>> start DATA RECORDS

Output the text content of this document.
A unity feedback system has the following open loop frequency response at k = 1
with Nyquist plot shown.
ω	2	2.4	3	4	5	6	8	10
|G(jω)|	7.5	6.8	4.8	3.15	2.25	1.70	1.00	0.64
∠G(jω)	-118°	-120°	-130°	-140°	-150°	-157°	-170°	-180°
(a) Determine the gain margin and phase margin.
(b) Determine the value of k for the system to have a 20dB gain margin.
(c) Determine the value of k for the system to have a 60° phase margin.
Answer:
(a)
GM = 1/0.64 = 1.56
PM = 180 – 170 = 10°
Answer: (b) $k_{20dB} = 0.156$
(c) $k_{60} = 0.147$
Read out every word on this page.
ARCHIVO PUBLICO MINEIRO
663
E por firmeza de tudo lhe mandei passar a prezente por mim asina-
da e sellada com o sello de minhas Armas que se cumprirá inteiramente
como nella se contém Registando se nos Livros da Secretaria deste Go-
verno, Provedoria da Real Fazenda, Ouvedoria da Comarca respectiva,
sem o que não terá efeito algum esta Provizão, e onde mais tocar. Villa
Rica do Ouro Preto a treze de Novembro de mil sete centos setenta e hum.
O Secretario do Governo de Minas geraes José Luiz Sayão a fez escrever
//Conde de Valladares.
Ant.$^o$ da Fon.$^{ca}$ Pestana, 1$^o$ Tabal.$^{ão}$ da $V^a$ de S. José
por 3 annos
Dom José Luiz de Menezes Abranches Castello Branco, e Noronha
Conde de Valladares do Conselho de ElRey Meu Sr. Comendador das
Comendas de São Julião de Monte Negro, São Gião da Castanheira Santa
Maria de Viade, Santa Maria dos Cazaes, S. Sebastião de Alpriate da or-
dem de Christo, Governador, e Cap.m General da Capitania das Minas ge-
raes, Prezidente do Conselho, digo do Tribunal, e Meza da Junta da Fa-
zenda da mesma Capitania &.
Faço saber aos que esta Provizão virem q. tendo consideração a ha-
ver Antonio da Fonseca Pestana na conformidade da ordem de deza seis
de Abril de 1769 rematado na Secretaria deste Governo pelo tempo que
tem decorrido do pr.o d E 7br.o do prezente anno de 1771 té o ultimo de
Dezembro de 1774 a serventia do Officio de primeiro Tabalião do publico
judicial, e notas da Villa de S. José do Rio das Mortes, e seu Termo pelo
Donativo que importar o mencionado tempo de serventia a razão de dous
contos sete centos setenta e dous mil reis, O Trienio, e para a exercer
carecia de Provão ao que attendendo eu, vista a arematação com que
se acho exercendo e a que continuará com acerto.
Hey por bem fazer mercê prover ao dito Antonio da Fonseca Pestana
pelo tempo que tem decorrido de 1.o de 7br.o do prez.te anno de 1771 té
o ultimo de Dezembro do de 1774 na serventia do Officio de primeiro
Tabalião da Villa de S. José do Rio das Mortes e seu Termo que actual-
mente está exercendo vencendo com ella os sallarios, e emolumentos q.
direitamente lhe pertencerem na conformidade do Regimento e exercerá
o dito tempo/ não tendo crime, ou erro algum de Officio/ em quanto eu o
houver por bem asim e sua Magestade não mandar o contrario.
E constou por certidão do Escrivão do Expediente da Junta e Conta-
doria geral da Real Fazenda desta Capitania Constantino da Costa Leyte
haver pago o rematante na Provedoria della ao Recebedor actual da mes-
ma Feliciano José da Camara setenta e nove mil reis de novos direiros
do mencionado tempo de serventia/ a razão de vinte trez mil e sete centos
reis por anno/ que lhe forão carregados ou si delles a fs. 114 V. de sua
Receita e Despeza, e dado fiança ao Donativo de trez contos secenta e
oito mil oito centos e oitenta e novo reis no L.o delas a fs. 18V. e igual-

>> end DATA RECORDS

Retype the entries exactly, including every line.

ANSWER ::
Output the text content of this document.
A unity feedback system has the following open loop frequency response at k = 1
with Nyquist plot shown.
ω	2	2.4	3	4	5	6	8	10
|G(jω)|	7.5	6.8	4.8	3.15	2.25	1.70	1.00	0.64
∠G(jω)	-118°	-120°	-130°	-140°	-150°	-157°	-170°	-180°
(a) Determine the gain margin and phase margin.
(b) Determine the value of k for the system to have a 20dB gain margin.
(c) Determine the value of k for the system to have a 60° phase margin.
Answer:
(a)
GM = 1/0.64 = 1.56
PM = 180 – 170 = 10°
Answer: (b) $k_{20dB} = 0.156$
(c) $k_{60} = 0.147$
Read out every word on this page.
ARCHIVO PUBLICO MINEIRO
663
E por firmeza de tudo lhe mandei passar a prezente por mim asina-
da e sellada com o sello de minhas Armas que se cumprirá inteiramente
como nella se contém Registando se nos Livros da Secretaria deste Go-
verno, Provedoria da Real Fazenda, Ouvedoria da Comarca respectiva,
sem o que não terá efeito algum esta Provizão, e onde mais tocar. Villa
Rica do Ouro Preto a treze de Novembro de mil sete centos setenta e hum.
O Secretario do Governo de Minas geraes José Luiz Sayão a fez escrever
//Conde de Valladares.
Ant.$^o$ da Fon.$^{ca}$ Pestana, 1$^o$ Tabal.$^{ão}$ da $V^a$ de S. José
por 3 annos
Dom José Luiz de Menezes Abranches Castello Branco, e Noronha
Conde de Valladares do Conselho de ElRey Meu Sr. Comendador das
Comendas de São Julião de Monte Negro, São Gião da Castanheira Santa
Maria de Viade, Santa Maria dos Cazaes, S. Sebastião de Alpriate da or-
dem de Christo, Governador, e Cap.m General da Capitania das Minas ge-
raes, Prezidente do Conselho, digo do Tribunal, e Meza da Junta da Fa-
zenda da mesma Capitania &.
Faço saber aos que esta Provizão virem q. tendo consideração a ha-
ver Antonio da Fonseca Pestana na conformidade da ordem de deza seis
de Abril de 1769 rematado na Secretaria deste Governo pelo tempo que
tem decorrido do pr.o d E 7br.o do prezente anno de 1771 té o ultimo de
Dezembro de 1774 a serventia do Officio de primeiro Tabalião do publico
judicial, e notas da Villa de S. José do Rio das Mortes, e seu Termo pelo
Donativo que importar o mencionado tempo de serventia a razão de dous
contos sete centos setenta e dous mil reis, O Trienio, e para a exercer
carecia de Provão ao que attendendo eu, vista a arematação com que
se acho exercendo e a que continuará com acerto.
Hey por bem fazer mercê prover ao dito Antonio da Fonseca Pestana
pelo tempo que tem decorrido de 1.o de 7br.o do prez.te anno de 1771 té
o ultimo de Dezembro do de 1774 na serventia do Officio de primeiro
Tabalião da Villa de S. José do Rio das Mortes e seu Termo que actual-
mente está exercendo vencendo com ella os sallarios, e emolumentos q.
direitamente lhe pertencerem na conformidade do Regimento e exercerá
o dito tempo/ não tendo crime, ou erro algum de Officio/ em quanto eu o
houver por bem asim e sua Magestade não mandar o contrario.
E constou por certidão do Escrivão do Expediente da Junta e Conta-
doria geral da Real Fazenda desta Capitania Constantino da Costa Leyte
haver pago o rematante na Provedoria della ao Recebedor actual da mes-
ma Feliciano José da Camara setenta e nove mil reis de novos direiros
do mencionado tempo de serventia/ a razão de vinte trez mil e sete centos
reis por anno/ que lhe forão carregados ou si delles a fs. 114 V. de sua
Receita e Despeza, e dado fiança ao Donativo de trez contos secenta e
oito mil oito centos e oitenta e novo reis no L.o delas a fs. 18V. e igual-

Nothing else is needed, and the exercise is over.